# Problem to work on:
Can you write out all the lines word for word, with no pictures?

# Task material:
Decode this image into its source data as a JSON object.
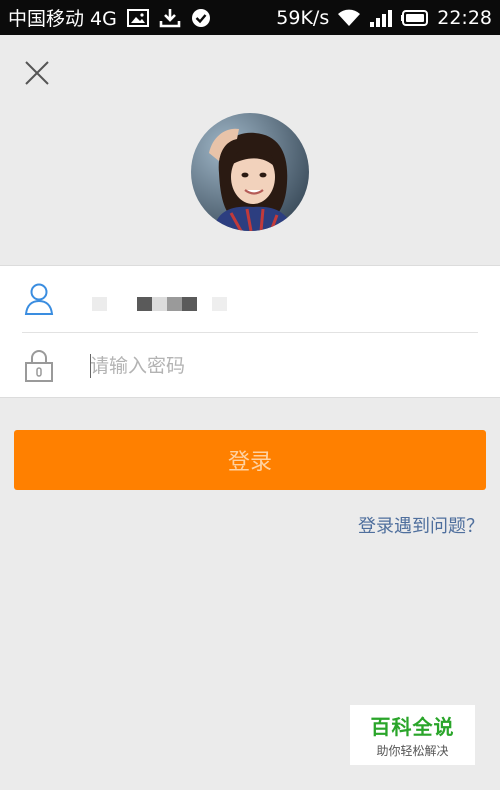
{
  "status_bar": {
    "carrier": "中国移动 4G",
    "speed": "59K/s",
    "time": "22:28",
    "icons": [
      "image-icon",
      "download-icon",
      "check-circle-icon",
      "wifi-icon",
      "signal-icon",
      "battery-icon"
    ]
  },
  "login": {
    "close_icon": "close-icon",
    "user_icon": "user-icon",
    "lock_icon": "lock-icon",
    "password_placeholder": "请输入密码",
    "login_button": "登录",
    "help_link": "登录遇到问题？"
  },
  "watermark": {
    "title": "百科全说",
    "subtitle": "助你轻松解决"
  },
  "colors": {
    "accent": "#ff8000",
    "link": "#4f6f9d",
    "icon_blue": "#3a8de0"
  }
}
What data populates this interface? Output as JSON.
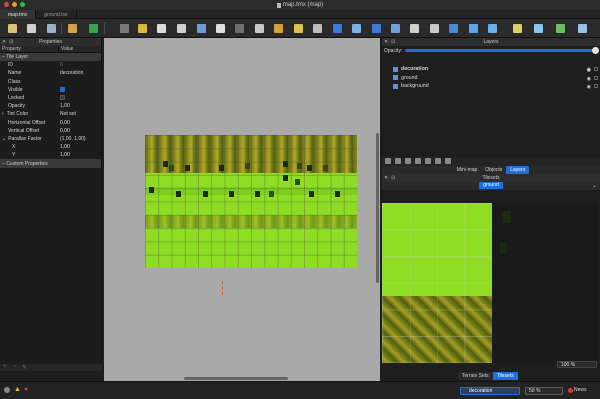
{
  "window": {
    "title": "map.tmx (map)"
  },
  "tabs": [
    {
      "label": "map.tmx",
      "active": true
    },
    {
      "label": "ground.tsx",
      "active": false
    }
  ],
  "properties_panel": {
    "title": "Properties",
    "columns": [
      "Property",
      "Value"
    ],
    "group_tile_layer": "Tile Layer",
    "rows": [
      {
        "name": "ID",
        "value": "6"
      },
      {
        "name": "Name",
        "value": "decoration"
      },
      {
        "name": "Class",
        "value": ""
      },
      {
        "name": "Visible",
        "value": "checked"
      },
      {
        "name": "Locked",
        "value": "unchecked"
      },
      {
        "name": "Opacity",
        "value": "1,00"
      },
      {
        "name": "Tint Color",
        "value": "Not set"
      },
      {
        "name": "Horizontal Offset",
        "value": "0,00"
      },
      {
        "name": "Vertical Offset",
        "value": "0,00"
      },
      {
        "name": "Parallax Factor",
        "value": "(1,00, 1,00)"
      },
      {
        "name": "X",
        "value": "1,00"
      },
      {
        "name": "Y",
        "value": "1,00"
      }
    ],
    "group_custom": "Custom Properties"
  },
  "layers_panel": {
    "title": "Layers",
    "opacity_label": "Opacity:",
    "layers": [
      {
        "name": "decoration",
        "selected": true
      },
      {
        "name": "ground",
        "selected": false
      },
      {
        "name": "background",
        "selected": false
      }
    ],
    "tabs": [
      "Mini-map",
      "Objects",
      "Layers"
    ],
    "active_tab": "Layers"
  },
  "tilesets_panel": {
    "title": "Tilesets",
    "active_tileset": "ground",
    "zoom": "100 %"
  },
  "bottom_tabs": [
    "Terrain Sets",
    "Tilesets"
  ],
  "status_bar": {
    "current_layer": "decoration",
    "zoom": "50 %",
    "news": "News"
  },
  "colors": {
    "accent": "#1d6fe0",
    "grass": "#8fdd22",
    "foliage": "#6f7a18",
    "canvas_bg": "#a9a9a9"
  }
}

# The result:
Decode this image into its source data as a JSON object.
{
  "status_bar": {
    "carrier": "中国移动 4G",
    "speed": "59K/s",
    "time": "22:28",
    "icons": [
      "image-icon",
      "download-icon",
      "check-circle-icon",
      "wifi-icon",
      "signal-icon",
      "battery-icon"
    ]
  },
  "login": {
    "close_icon": "close-icon",
    "user_icon": "user-icon",
    "lock_icon": "lock-icon",
    "password_placeholder": "请输入密码",
    "login_button": "登录",
    "help_link": "登录遇到问题？"
  },
  "watermark": {
    "title": "百科全说",
    "subtitle": "助你轻松解决"
  },
  "colors": {
    "accent": "#ff8000",
    "link": "#4f6f9d",
    "icon_blue": "#3a8de0"
  }
}
What data populates this interface? Output as JSON.
{
  "window": {
    "title": "map.tmx (map)"
  },
  "tabs": [
    {
      "label": "map.tmx",
      "active": true
    },
    {
      "label": "ground.tsx",
      "active": false
    }
  ],
  "properties_panel": {
    "title": "Properties",
    "columns": [
      "Property",
      "Value"
    ],
    "group_tile_layer": "Tile Layer",
    "rows": [
      {
        "name": "ID",
        "value": "6"
      },
      {
        "name": "Name",
        "value": "decoration"
      },
      {
        "name": "Class",
        "value": ""
      },
      {
        "name": "Visible",
        "value": "checked"
      },
      {
        "name": "Locked",
        "value": "unchecked"
      },
      {
        "name": "Opacity",
        "value": "1,00"
      },
      {
        "name": "Tint Color",
        "value": "Not set"
      },
      {
        "name": "Horizontal Offset",
        "value": "0,00"
      },
      {
        "name": "Vertical Offset",
        "value": "0,00"
      },
      {
        "name": "Parallax Factor",
        "value": "(1,00, 1,00)"
      },
      {
        "name": "X",
        "value": "1,00"
      },
      {
        "name": "Y",
        "value": "1,00"
      }
    ],
    "group_custom": "Custom Properties"
  },
  "layers_panel": {
    "title": "Layers",
    "opacity_label": "Opacity:",
    "layers": [
      {
        "name": "decoration",
        "selected": true
      },
      {
        "name": "ground",
        "selected": false
      },
      {
        "name": "background",
        "selected": false
      }
    ],
    "tabs": [
      "Mini-map",
      "Objects",
      "Layers"
    ],
    "active_tab": "Layers"
  },
  "tilesets_panel": {
    "title": "Tilesets",
    "active_tileset": "ground",
    "zoom": "100 %"
  },
  "bottom_tabs": [
    "Terrain Sets",
    "Tilesets"
  ],
  "status_bar": {
    "current_layer": "decoration",
    "zoom": "50 %",
    "news": "News"
  },
  "colors": {
    "accent": "#1d6fe0",
    "grass": "#8fdd22",
    "foliage": "#6f7a18",
    "canvas_bg": "#a9a9a9"
  }
}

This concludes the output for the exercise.